Repeat exactly the lines from the line containing "Transcribe this image's" through the last line of the records below, inclusive, and nothing else.

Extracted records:
● ● ● ● ●

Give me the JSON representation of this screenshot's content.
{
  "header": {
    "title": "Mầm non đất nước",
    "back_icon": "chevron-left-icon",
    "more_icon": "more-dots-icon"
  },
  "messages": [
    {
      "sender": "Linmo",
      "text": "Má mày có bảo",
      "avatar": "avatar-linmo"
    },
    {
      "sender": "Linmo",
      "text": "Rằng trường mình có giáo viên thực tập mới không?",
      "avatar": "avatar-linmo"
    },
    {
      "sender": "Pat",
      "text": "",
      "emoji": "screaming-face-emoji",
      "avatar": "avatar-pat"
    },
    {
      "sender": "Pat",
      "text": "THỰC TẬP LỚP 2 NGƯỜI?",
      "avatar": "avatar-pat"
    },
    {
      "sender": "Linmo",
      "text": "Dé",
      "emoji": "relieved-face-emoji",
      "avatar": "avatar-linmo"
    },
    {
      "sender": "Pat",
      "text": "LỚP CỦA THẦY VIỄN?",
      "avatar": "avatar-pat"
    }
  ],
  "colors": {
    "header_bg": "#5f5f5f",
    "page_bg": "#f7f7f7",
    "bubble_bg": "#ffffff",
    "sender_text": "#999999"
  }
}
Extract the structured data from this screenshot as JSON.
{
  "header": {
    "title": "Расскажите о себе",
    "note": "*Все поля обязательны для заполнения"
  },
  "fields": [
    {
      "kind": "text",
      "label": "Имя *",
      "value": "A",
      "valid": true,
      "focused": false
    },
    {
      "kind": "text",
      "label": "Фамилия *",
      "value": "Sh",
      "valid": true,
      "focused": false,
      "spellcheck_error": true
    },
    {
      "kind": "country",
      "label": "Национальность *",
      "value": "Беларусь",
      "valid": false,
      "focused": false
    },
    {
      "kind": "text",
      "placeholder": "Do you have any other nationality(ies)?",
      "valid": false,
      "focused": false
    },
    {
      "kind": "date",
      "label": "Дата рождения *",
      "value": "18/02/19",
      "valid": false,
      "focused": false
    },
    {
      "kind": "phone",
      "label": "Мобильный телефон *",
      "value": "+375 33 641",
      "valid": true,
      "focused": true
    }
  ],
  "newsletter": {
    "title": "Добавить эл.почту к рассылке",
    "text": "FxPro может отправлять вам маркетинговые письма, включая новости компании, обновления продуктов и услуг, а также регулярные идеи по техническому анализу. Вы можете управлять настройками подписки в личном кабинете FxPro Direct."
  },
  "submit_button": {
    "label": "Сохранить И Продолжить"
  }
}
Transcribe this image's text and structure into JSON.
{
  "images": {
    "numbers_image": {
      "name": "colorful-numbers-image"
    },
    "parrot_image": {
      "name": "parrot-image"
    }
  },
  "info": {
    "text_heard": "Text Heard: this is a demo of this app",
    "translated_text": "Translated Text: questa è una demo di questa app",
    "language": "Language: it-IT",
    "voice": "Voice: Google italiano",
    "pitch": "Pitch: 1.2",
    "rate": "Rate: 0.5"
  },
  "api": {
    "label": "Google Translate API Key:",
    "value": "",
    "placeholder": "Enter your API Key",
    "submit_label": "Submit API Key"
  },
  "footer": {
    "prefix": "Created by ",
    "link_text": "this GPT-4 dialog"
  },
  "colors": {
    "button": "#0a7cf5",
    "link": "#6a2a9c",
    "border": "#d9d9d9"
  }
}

● ● ● ● ●

**RESPONSE FOR THIS EXERCISE:**
Transcribe this image's text and structure into JSON.
{
  "images": {
    "numbers_image": {
      "name": "colorful-numbers-image"
    },
    "parrot_image": {
      "name": "parrot-image"
    }
  },
  "info": {
    "text_heard": "Text Heard: this is a demo of this app",
    "translated_text": "Translated Text: questa è una demo di questa app",
    "language": "Language: it-IT",
    "voice": "Voice: Google italiano",
    "pitch": "Pitch: 1.2",
    "rate": "Rate: 0.5"
  },
  "api": {
    "label": "Google Translate API Key:",
    "value": "",
    "placeholder": "Enter your API Key",
    "submit_label": "Submit API Key"
  },
  "footer": {
    "prefix": "Created by ",
    "link_text": "this GPT-4 dialog"
  },
  "colors": {
    "button": "#0a7cf5",
    "link": "#6a2a9c",
    "border": "#d9d9d9"
  }
}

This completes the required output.